**Given exercise**
Identify each line below that contains the word "this", and copy it out.

**Entries provided**
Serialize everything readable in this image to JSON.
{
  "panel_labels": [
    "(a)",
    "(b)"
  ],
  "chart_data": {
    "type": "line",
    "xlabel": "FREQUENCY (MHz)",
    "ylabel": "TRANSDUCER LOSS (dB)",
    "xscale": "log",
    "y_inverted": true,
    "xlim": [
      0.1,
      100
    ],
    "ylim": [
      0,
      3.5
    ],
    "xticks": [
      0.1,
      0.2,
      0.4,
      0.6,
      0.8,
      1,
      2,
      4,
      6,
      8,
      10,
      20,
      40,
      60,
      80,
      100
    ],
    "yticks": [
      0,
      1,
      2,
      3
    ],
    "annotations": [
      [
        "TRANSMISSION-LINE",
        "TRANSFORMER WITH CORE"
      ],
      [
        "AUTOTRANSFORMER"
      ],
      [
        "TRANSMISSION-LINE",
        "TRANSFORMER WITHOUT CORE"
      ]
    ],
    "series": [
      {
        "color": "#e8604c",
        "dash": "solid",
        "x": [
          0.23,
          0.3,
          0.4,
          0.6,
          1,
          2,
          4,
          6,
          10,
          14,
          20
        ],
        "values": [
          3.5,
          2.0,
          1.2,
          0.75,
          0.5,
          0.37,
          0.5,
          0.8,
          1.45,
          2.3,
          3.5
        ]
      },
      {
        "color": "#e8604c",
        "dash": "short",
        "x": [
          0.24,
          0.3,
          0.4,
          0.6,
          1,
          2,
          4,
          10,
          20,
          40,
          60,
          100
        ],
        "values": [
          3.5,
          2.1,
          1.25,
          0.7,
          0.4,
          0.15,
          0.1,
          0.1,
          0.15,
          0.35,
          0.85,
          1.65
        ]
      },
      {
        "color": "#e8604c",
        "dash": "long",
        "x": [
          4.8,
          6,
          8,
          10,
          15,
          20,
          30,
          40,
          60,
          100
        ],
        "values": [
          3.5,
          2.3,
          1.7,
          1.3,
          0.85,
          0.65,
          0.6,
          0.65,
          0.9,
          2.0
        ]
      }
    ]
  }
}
==
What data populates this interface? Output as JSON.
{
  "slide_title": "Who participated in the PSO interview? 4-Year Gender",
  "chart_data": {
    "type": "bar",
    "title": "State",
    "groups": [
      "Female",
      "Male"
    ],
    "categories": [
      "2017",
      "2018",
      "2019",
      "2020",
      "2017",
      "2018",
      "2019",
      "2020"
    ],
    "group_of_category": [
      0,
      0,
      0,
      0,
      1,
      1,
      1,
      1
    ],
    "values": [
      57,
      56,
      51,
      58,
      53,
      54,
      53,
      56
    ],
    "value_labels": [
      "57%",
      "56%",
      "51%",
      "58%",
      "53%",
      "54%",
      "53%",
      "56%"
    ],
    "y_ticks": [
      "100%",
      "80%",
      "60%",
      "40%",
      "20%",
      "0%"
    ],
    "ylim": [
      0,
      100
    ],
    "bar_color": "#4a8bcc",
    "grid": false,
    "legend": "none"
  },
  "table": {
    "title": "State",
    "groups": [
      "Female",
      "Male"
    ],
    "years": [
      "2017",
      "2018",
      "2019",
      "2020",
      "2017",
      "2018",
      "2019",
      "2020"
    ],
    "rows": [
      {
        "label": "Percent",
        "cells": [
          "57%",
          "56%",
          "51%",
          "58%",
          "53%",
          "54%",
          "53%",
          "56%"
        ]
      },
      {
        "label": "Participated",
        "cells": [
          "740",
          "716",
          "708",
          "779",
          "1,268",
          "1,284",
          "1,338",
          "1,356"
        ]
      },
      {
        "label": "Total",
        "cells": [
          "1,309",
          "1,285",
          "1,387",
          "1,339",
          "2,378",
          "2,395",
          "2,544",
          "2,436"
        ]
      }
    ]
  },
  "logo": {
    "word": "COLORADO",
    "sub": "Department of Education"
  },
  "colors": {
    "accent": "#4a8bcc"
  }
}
==
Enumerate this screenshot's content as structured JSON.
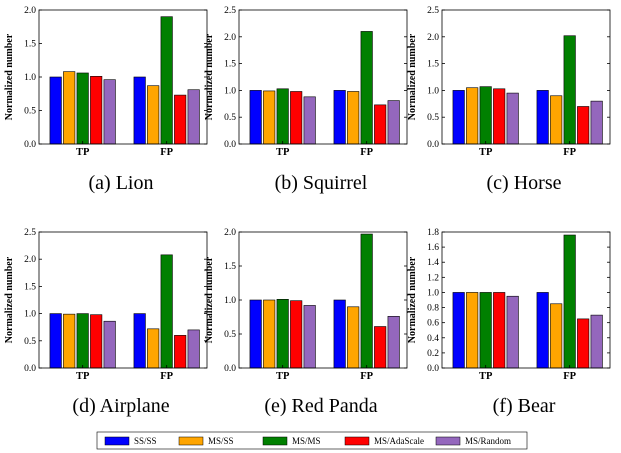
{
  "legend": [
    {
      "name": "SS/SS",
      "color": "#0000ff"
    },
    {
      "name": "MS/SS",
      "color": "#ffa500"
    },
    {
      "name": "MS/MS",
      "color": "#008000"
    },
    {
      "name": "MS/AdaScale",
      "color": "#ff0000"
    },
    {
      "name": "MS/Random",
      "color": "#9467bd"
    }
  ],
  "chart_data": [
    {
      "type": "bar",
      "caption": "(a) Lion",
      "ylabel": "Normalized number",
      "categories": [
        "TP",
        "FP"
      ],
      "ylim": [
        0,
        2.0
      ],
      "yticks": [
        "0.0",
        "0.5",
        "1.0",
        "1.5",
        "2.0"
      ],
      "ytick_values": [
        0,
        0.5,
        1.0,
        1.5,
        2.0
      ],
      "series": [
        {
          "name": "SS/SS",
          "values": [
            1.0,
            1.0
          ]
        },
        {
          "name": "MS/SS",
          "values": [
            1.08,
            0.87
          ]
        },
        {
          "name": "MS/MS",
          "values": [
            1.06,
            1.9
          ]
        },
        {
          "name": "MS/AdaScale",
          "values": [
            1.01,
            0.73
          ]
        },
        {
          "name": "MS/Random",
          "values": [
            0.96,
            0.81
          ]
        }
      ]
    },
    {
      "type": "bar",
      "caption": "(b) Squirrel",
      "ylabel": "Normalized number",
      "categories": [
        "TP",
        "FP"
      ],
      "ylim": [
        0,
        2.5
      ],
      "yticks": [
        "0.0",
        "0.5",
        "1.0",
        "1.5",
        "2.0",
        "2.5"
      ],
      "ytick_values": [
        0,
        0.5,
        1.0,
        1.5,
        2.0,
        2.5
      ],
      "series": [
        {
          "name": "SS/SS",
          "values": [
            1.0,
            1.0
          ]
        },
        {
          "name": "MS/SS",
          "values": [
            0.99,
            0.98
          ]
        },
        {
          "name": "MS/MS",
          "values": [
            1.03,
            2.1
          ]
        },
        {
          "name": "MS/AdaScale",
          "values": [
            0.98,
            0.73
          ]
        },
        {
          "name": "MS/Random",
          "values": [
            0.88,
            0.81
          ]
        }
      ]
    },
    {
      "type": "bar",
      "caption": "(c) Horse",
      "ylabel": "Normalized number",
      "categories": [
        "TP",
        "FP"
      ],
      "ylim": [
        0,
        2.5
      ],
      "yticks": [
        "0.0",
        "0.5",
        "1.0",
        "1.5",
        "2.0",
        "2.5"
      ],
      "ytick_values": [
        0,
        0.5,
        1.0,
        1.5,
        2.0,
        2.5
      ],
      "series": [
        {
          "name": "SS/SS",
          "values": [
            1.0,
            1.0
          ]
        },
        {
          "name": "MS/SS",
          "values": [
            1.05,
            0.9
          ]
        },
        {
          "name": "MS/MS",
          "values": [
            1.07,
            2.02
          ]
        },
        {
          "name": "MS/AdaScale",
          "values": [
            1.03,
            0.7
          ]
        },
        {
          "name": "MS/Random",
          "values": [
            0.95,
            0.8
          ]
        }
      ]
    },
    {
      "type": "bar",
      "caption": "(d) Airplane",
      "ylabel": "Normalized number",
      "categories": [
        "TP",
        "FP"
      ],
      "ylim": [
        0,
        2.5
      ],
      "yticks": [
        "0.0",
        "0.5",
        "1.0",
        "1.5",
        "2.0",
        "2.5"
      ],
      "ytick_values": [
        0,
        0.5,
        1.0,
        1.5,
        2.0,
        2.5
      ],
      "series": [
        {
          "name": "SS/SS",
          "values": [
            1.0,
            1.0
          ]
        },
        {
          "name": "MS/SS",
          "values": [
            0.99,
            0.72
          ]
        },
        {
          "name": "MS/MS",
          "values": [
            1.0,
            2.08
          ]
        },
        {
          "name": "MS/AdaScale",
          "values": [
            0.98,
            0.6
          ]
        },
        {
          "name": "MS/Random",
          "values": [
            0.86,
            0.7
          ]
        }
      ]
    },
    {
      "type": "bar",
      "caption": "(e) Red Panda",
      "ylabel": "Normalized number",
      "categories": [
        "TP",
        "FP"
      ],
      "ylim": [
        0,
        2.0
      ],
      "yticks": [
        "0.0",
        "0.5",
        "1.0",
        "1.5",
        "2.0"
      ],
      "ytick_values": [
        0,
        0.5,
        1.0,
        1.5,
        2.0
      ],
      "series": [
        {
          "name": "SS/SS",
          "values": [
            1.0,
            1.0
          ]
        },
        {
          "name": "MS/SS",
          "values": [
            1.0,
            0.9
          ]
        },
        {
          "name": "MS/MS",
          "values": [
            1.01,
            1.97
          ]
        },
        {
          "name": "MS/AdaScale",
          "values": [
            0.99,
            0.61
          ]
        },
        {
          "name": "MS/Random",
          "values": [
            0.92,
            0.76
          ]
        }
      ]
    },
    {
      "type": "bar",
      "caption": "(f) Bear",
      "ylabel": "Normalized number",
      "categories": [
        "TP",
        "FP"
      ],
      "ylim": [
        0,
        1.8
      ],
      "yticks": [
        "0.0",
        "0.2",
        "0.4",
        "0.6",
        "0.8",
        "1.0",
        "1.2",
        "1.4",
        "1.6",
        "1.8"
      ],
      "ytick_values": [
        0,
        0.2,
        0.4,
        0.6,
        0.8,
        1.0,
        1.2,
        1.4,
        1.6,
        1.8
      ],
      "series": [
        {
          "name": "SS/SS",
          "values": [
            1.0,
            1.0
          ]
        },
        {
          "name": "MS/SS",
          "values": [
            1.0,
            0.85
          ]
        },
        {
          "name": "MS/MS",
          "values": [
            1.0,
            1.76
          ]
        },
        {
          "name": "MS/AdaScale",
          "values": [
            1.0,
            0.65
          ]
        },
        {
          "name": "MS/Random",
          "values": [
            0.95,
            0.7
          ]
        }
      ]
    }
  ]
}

**Answer to the exercise**
Serialize everything readable in this image to JSON.
What data populates this interface? Output as JSON.
Enumerate this screenshot's content as structured JSON.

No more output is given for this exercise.